Task goal: Repeat the material below exactly, line for line.

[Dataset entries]
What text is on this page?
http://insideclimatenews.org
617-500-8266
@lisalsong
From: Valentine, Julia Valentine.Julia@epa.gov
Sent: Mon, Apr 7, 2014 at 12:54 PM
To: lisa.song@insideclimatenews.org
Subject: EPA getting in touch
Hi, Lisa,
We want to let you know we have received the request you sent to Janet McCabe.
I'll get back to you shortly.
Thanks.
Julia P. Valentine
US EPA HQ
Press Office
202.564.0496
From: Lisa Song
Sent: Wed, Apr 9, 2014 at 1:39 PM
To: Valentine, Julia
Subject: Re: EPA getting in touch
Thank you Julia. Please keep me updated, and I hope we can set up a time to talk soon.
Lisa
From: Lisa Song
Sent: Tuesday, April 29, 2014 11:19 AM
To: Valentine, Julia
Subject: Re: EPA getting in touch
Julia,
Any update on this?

Solution to this problem:
What text is on this page?
http://insideclimatenews.org
617-500-8266
@lisalsong
From: Valentine, Julia Valentine.Julia@epa.gov
Sent: Mon, Apr 7, 2014 at 12:54 PM
To: lisa.song@insideclimatenews.org
Subject: EPA getting in touch
Hi, Lisa,
We want to let you know we have received the request you sent to Janet McCabe.
I'll get back to you shortly.
Thanks.
Julia P. Valentine
US EPA HQ
Press Office
202.564.0496
From: Lisa Song
Sent: Wed, Apr 9, 2014 at 1:39 PM
To: Valentine, Julia
Subject: Re: EPA getting in touch
Thank you Julia. Please keep me updated, and I hope we can set up a time to talk soon.
Lisa
From: Lisa Song
Sent: Tuesday, April 29, 2014 11:19 AM
To: Valentine, Julia
Subject: Re: EPA getting in touch
Julia,
Any update on this?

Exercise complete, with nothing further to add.